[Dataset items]
• • • • •
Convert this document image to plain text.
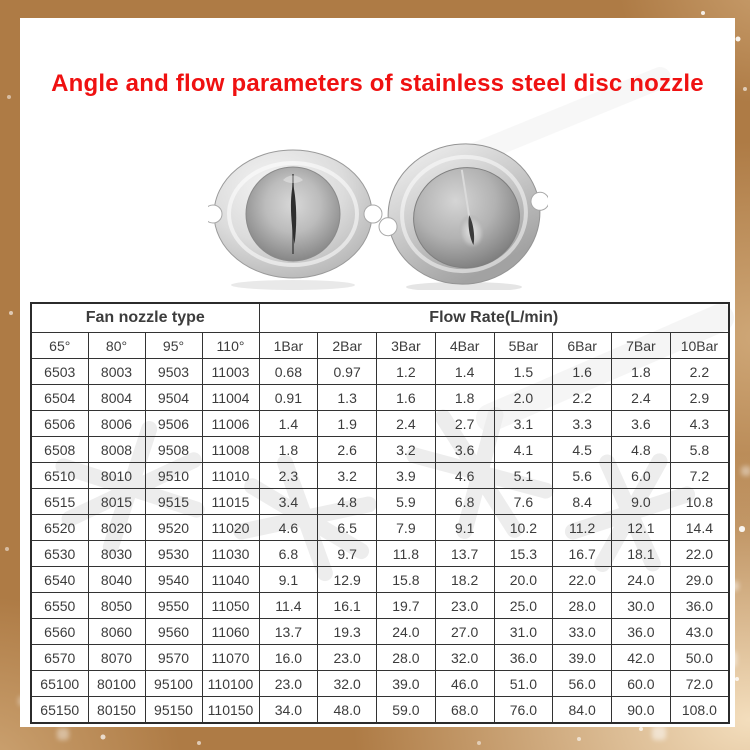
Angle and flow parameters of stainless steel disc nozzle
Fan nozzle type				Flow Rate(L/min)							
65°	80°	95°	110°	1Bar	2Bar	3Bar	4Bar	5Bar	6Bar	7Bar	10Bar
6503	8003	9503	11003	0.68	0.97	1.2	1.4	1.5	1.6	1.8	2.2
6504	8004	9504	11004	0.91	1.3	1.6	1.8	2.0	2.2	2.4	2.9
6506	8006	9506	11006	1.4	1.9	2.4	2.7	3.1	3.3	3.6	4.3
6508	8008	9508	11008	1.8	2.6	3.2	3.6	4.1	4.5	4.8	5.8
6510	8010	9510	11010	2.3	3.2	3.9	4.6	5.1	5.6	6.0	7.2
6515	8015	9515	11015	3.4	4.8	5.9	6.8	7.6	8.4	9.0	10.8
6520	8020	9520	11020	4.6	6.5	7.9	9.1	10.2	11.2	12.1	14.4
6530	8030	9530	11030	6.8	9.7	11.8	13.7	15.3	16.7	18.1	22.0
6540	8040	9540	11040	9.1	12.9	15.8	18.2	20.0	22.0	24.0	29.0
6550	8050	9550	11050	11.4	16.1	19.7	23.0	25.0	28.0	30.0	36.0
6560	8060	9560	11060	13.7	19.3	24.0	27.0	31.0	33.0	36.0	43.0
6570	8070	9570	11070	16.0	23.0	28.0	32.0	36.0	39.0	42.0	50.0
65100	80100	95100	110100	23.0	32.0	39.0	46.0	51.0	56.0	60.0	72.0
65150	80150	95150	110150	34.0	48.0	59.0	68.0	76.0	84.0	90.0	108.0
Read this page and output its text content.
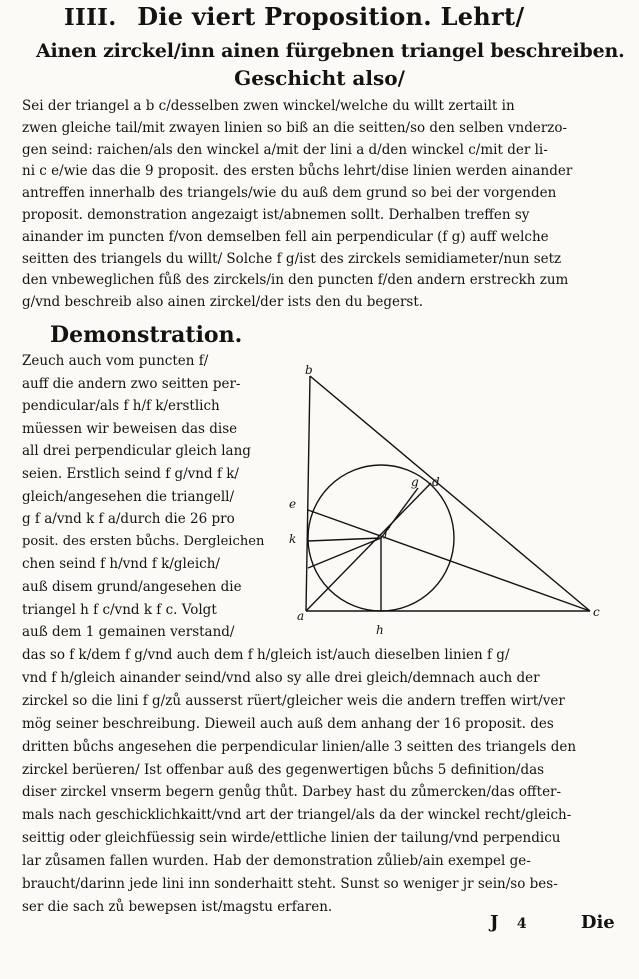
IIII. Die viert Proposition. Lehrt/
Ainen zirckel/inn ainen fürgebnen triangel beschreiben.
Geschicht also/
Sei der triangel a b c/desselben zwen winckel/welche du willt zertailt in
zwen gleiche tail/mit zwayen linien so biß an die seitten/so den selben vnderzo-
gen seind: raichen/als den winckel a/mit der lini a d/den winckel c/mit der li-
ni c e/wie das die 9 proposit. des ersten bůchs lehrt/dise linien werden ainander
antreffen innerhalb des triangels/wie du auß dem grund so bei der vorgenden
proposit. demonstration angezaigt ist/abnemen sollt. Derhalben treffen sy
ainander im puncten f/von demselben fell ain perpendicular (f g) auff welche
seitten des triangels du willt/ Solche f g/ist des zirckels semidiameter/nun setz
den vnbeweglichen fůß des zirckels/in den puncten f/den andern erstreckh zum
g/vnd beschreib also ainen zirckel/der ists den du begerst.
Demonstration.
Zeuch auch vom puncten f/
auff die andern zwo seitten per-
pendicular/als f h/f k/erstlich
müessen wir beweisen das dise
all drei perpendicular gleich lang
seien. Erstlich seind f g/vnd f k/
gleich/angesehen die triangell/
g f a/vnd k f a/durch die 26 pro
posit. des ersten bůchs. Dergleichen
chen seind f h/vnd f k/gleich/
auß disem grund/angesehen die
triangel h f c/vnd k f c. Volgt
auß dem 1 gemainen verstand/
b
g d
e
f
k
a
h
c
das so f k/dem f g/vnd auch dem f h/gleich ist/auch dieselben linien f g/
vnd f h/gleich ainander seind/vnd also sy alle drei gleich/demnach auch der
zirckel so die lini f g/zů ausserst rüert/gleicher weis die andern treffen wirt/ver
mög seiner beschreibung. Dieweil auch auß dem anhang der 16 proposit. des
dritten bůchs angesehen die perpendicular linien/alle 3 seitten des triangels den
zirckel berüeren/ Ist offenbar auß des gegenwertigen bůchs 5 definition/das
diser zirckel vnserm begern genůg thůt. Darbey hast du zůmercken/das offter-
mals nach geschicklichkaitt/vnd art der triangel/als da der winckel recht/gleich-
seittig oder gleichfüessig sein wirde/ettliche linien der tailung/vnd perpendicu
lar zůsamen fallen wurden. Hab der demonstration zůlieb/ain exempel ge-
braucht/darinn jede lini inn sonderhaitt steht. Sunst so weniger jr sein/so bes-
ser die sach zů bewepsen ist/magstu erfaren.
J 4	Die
• • • • •
— EXERCISE REQUIREMENTS —
Pick out the lines that contain "andern" and copy them.

— REPLY —
den vnbeweglichen fůß des zirckels/in den puncten f/den andern erstreckh zum
auff die andern zwo seitten per-
zirckel so die lini f g/zů ausserst rüert/gleicher weis die andern treffen wirt/ver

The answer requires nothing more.